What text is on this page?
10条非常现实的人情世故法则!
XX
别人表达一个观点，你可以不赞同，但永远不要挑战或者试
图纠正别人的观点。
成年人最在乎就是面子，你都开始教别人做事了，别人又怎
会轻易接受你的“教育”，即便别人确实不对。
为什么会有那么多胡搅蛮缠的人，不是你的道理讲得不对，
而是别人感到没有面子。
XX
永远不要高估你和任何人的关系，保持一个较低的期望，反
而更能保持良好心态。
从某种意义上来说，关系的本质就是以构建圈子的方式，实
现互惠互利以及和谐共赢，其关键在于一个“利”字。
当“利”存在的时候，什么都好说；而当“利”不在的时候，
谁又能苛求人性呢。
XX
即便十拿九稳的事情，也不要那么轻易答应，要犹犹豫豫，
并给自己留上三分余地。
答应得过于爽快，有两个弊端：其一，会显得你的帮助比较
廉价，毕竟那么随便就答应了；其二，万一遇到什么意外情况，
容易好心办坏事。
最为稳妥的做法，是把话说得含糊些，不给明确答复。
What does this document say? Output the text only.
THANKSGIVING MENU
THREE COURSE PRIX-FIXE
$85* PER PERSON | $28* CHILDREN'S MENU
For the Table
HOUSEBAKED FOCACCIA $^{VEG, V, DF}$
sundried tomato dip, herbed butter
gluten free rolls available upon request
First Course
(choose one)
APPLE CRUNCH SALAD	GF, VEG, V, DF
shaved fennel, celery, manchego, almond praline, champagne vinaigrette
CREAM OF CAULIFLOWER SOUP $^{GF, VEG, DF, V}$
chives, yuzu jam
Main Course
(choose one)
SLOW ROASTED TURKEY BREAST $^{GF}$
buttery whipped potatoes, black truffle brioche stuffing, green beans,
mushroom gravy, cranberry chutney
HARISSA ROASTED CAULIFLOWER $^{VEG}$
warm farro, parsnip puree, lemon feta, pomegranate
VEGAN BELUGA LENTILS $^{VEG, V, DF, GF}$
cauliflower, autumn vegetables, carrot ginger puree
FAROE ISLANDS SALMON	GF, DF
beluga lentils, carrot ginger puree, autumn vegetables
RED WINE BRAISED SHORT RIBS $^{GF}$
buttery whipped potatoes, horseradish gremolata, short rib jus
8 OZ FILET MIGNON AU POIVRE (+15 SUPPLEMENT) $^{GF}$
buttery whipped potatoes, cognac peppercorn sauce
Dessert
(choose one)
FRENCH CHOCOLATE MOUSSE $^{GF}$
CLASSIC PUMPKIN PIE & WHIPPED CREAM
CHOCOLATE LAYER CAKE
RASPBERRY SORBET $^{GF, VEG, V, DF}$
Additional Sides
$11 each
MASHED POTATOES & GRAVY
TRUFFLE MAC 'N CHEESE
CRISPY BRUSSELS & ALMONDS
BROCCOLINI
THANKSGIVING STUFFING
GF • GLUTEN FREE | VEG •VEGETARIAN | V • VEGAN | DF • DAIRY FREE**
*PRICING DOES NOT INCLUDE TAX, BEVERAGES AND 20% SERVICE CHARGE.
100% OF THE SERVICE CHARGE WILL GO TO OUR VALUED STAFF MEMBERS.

^^^^^^^^

- _SET PROBLEM_: Identify every line holding the word "VEGAN" and copy it out.

- _COMPLETED EXERCISE_:
VEGAN BELUGA LENTILS $^{VEG, V, DF, GF}$
GF • GLUTEN FREE | VEG •VEGETARIAN | V • VEGAN | DF • DAIRY FREE**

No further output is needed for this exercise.